* [Data extracted from a collection]:
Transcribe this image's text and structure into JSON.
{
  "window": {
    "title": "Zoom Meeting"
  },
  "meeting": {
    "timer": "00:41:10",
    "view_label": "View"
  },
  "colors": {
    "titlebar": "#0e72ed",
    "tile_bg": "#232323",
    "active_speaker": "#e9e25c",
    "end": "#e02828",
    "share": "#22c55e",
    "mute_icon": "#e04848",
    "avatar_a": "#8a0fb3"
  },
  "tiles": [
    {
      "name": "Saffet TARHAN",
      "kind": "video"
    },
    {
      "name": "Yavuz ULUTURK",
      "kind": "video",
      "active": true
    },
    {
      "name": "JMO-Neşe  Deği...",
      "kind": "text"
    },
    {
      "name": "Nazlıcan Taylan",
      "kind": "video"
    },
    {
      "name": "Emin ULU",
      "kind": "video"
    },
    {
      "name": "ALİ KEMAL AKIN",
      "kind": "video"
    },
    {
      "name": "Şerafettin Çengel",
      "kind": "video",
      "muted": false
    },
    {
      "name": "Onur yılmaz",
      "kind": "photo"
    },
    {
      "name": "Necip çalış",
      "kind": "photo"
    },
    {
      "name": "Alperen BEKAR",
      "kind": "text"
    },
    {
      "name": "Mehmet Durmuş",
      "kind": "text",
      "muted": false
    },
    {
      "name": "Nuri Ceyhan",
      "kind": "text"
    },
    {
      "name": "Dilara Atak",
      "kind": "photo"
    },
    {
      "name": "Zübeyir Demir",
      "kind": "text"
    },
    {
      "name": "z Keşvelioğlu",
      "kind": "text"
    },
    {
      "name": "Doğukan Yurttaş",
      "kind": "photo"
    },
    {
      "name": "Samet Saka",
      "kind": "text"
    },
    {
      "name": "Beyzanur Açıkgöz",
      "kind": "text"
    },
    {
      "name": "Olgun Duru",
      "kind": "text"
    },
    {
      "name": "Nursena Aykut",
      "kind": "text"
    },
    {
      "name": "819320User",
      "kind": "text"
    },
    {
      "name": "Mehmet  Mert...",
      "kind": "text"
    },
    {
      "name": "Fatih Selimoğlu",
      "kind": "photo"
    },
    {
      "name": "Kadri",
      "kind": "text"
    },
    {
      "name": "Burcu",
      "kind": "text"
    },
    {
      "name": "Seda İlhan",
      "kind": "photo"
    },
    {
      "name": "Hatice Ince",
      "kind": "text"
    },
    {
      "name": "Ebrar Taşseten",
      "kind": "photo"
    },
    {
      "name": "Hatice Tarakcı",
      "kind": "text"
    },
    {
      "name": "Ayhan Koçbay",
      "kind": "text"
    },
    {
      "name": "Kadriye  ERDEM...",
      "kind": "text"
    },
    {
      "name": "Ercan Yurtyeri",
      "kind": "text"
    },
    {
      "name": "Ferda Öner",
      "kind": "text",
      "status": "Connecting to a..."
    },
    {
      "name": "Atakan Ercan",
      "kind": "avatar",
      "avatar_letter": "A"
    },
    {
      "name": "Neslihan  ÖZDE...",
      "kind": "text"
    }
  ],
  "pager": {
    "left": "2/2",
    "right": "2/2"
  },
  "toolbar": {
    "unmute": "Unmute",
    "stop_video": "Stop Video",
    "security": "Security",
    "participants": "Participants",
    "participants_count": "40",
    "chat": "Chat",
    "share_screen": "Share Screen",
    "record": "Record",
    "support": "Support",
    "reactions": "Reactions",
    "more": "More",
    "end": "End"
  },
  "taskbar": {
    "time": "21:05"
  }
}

* [To be done]: Provide only the number of lines in the entries that hold the word "Mehmet".

* [Output for this task]: 2